» **Short exercise**: Collect all lines from the listing that include the string "Temperature".
** start Dataset records **
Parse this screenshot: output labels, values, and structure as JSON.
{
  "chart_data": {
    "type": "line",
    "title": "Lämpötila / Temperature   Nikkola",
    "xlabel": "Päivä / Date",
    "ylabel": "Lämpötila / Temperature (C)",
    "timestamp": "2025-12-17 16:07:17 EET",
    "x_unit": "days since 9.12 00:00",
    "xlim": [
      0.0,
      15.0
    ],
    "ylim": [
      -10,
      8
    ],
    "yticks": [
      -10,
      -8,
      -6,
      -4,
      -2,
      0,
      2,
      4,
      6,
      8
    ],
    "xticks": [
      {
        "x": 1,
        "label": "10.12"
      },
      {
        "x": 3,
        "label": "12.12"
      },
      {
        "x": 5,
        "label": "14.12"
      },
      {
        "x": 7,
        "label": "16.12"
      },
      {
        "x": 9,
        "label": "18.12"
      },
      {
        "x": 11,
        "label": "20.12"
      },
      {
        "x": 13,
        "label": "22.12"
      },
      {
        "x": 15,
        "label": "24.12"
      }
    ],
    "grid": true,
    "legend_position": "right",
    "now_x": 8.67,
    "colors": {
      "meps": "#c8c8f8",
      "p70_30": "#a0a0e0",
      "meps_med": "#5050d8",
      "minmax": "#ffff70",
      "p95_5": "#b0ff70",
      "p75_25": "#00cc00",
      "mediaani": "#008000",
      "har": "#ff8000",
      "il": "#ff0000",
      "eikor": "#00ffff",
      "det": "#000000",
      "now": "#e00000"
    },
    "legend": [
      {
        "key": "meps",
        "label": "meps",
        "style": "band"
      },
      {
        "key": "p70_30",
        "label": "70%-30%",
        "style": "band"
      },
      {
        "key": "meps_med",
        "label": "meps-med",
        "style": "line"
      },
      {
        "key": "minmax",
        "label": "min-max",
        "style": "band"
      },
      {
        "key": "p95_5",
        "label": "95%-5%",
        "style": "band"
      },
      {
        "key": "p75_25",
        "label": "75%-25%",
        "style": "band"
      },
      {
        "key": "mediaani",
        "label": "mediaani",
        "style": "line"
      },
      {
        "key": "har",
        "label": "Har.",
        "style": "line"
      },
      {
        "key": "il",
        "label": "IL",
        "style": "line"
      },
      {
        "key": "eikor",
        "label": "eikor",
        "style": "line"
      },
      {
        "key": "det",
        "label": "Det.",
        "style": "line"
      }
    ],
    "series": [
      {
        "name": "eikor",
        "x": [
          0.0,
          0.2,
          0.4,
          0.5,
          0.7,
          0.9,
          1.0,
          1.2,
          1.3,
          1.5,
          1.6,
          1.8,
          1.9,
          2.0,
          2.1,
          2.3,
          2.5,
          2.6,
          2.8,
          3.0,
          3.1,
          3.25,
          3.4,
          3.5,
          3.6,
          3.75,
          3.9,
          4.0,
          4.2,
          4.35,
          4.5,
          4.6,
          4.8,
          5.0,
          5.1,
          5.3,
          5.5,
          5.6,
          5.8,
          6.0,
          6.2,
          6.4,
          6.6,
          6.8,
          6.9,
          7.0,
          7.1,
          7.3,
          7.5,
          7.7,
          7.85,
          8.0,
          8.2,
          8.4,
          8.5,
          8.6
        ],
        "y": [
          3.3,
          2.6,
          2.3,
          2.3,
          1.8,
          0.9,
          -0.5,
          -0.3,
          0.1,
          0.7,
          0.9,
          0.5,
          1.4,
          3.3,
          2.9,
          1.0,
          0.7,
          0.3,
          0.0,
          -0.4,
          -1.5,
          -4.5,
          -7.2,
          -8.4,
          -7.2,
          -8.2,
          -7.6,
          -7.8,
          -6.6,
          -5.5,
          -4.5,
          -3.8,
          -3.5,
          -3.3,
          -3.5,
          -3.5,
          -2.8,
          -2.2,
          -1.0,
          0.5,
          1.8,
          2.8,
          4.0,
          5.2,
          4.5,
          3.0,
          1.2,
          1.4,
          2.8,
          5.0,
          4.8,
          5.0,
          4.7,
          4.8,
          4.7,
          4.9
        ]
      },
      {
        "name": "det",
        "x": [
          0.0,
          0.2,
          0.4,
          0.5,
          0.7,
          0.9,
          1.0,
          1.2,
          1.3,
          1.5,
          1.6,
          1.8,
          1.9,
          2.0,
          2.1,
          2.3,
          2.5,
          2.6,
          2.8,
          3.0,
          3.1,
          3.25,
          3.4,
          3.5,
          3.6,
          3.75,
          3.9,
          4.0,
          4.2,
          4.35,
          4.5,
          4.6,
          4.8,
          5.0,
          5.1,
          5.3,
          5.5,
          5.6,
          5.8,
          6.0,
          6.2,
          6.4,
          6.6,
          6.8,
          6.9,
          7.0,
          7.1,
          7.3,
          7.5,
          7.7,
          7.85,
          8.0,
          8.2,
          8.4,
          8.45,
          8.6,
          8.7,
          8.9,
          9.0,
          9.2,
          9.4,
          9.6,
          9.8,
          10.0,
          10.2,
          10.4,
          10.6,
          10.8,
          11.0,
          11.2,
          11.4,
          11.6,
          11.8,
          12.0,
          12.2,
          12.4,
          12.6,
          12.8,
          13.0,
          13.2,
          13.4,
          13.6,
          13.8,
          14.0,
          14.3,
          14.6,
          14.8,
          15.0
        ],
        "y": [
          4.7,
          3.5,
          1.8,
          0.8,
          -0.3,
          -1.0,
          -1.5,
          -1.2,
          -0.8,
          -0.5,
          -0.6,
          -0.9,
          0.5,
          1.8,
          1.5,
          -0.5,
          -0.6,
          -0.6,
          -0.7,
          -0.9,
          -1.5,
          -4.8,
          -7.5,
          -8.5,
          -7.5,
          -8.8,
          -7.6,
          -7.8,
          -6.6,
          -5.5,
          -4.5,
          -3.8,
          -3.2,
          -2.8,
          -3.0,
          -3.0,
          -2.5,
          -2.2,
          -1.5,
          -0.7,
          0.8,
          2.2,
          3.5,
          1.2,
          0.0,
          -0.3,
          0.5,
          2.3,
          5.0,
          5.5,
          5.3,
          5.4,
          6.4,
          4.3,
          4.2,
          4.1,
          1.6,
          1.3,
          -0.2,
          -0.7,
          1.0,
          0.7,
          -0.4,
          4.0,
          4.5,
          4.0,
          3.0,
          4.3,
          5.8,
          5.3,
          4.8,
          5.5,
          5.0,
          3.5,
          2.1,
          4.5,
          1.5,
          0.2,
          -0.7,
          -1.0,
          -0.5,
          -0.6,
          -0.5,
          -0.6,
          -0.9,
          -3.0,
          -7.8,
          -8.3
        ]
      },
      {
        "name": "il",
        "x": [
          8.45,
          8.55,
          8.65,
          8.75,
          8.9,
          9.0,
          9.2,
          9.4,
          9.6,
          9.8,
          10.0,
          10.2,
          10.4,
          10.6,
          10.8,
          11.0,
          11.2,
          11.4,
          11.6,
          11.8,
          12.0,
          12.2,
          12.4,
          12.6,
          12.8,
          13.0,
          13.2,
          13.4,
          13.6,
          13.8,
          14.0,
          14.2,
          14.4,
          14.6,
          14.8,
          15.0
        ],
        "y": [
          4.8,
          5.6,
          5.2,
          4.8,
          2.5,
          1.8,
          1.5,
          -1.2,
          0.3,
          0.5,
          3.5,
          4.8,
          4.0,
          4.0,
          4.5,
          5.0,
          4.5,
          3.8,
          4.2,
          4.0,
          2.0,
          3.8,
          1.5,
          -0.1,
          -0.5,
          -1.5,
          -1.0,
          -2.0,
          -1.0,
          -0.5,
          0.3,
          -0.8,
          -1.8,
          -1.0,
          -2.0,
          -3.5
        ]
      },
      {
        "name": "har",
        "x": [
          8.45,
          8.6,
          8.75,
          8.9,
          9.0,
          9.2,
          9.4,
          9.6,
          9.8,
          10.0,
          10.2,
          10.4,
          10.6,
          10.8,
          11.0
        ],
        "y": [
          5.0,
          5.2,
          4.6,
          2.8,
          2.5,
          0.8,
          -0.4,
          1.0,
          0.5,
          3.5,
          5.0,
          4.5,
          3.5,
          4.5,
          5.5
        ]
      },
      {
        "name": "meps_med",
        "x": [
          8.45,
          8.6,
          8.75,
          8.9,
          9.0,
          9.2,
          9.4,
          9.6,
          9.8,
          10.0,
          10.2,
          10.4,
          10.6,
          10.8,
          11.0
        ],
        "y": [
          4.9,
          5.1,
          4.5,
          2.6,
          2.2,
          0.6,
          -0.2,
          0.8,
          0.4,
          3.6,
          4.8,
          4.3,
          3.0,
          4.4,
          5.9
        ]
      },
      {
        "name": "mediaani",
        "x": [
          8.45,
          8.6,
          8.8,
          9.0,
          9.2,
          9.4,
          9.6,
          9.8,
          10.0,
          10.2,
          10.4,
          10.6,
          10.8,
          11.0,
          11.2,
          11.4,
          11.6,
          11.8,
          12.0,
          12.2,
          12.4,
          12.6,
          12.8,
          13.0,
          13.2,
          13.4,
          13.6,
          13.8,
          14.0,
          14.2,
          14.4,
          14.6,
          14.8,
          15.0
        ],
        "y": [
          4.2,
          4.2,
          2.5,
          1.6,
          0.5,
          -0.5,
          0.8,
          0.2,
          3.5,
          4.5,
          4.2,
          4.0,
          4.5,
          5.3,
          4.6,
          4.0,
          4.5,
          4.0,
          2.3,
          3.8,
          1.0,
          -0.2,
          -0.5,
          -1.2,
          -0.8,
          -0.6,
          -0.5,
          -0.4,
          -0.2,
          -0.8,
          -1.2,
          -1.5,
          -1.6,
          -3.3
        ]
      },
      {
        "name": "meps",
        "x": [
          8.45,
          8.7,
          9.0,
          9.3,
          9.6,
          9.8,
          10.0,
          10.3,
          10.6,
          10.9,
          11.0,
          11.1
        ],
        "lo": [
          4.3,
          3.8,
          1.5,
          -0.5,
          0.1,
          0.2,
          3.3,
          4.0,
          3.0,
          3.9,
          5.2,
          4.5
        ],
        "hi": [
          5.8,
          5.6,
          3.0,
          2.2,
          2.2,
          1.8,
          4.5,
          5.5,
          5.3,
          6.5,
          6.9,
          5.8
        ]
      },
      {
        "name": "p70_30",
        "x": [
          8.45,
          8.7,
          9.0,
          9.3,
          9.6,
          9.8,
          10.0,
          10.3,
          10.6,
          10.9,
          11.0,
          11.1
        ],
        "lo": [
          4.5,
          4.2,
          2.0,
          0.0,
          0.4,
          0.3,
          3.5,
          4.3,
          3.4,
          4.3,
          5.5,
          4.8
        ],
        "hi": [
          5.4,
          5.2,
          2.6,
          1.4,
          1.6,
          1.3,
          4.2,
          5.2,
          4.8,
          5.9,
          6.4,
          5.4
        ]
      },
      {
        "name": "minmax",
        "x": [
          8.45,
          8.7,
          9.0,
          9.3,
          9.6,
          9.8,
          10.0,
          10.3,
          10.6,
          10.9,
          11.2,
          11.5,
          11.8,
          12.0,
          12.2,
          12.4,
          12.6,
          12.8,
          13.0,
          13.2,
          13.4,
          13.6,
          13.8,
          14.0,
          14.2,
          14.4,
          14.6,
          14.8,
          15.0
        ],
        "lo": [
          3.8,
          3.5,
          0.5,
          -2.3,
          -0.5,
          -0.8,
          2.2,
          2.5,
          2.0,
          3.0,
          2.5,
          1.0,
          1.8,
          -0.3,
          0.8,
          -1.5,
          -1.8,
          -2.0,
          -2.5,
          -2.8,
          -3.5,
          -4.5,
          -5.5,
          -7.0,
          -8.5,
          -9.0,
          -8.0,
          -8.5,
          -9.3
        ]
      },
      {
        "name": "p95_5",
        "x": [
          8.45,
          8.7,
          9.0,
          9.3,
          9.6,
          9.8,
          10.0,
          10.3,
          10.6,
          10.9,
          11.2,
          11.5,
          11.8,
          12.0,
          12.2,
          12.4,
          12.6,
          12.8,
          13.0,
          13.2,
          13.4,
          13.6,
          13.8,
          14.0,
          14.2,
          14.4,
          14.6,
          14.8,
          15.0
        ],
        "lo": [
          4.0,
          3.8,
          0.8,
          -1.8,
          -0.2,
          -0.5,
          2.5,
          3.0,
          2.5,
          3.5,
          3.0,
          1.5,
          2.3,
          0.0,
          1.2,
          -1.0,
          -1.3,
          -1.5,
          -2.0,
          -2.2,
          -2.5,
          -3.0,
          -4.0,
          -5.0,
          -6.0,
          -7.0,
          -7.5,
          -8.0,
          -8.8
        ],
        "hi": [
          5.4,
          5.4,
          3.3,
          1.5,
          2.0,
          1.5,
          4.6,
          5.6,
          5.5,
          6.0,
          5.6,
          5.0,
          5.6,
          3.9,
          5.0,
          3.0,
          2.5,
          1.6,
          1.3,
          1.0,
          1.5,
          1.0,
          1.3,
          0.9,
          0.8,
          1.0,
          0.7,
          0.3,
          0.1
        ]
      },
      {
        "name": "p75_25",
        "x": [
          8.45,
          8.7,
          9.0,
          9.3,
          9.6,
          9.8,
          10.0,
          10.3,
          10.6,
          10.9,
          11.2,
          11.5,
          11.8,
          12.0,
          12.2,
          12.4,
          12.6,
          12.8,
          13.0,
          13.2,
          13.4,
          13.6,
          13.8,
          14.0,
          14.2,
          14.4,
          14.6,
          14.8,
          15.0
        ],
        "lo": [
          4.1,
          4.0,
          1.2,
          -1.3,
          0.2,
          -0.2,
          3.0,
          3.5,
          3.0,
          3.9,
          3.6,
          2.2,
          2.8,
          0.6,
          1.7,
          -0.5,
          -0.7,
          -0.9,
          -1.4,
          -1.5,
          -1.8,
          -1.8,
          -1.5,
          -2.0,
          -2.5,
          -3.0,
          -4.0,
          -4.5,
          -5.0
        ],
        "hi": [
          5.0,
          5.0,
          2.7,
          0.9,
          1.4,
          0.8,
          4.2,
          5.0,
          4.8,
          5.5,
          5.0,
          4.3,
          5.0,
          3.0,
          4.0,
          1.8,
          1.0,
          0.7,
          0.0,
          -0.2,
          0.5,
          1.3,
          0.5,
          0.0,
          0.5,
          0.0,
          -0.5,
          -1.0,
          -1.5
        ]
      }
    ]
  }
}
** end Dataset records **
» **Written response**:
    "title": "Lämpötila / Temperature   Nikkola",
    "ylabel": "Lämpötila / Temperature (C)",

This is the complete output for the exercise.